■ Written task:
How many lines of the entries below include the word "наставе"? Answer with the number alone.

■ Source records:
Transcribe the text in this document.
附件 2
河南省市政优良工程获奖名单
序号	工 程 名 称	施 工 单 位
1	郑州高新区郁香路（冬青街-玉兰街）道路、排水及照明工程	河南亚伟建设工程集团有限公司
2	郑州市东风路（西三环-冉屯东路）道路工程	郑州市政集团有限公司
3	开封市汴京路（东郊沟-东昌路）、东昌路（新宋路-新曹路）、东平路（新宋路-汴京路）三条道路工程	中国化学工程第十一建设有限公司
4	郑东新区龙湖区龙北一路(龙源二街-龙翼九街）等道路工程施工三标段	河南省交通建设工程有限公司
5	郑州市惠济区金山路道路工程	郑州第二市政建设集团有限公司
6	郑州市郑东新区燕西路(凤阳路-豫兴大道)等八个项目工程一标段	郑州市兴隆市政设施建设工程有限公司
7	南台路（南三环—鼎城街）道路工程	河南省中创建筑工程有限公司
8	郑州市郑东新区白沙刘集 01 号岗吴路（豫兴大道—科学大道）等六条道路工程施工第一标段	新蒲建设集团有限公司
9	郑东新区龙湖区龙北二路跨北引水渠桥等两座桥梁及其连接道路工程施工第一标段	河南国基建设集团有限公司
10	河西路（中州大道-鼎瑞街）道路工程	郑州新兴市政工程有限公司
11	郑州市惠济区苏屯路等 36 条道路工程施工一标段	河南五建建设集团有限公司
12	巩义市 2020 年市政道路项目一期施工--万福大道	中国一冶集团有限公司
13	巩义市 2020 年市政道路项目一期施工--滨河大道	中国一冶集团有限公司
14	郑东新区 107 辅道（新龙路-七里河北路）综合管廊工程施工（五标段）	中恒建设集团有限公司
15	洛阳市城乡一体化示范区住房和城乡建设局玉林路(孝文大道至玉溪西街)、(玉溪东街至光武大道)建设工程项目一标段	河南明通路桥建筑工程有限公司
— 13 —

==

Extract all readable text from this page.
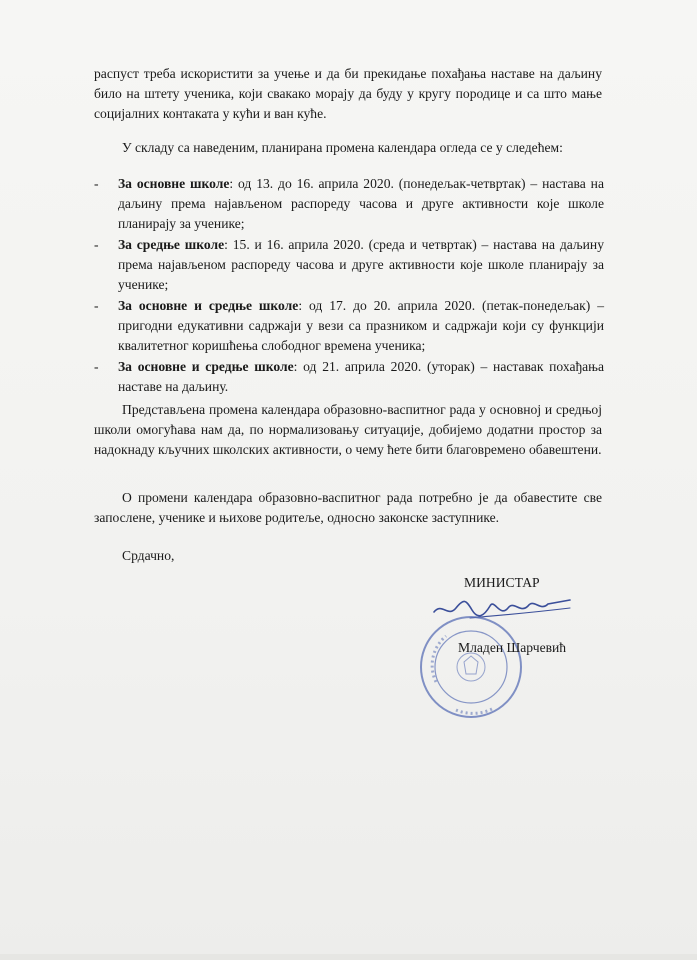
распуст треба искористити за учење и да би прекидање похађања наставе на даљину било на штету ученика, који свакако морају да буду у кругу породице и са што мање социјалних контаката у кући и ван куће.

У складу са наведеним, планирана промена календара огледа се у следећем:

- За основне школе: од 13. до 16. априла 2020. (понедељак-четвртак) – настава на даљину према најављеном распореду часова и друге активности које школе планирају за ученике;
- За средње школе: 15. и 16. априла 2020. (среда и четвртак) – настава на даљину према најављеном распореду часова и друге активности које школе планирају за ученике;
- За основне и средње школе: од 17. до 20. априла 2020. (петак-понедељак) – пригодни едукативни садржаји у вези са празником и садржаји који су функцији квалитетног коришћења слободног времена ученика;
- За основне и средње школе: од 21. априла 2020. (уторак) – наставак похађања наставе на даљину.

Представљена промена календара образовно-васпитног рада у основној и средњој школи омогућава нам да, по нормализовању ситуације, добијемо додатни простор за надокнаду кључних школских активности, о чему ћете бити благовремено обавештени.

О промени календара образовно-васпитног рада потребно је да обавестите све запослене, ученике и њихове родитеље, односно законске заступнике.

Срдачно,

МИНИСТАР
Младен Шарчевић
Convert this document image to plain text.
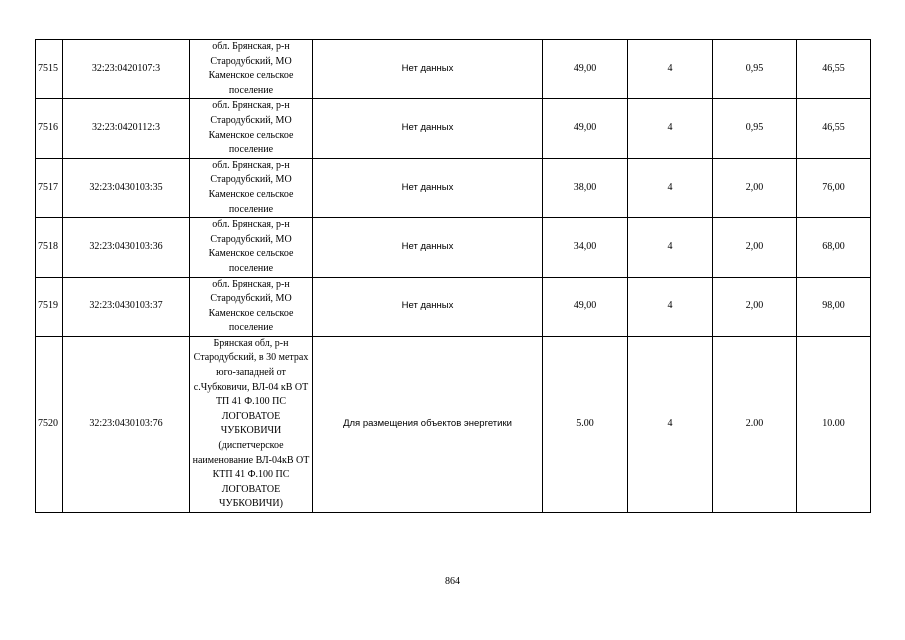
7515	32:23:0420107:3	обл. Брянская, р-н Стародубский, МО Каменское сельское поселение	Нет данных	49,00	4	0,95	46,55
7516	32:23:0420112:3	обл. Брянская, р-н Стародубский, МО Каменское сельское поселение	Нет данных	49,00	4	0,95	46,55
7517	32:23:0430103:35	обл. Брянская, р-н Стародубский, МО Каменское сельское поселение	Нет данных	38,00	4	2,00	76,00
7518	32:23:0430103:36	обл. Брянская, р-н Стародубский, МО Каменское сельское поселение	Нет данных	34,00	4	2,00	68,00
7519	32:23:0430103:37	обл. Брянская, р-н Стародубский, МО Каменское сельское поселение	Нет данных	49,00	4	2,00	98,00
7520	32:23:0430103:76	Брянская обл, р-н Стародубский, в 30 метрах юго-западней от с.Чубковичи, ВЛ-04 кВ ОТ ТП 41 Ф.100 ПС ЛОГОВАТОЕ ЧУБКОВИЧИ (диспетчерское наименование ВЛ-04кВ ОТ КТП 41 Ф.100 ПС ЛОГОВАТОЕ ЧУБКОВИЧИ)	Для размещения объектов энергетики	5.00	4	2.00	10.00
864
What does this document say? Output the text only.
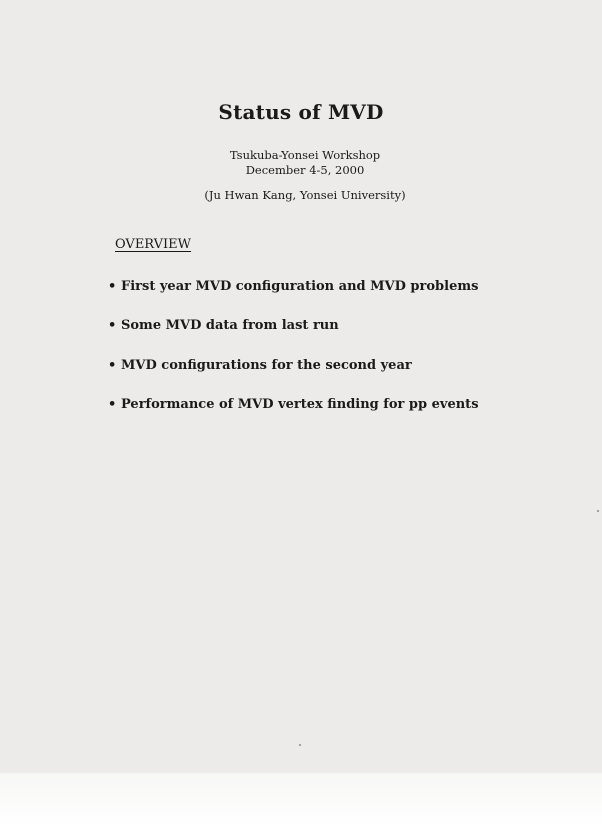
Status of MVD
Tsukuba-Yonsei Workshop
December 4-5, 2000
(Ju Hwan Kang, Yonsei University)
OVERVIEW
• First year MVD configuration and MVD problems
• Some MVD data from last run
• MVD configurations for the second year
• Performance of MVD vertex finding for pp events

■ Answer to the task:
2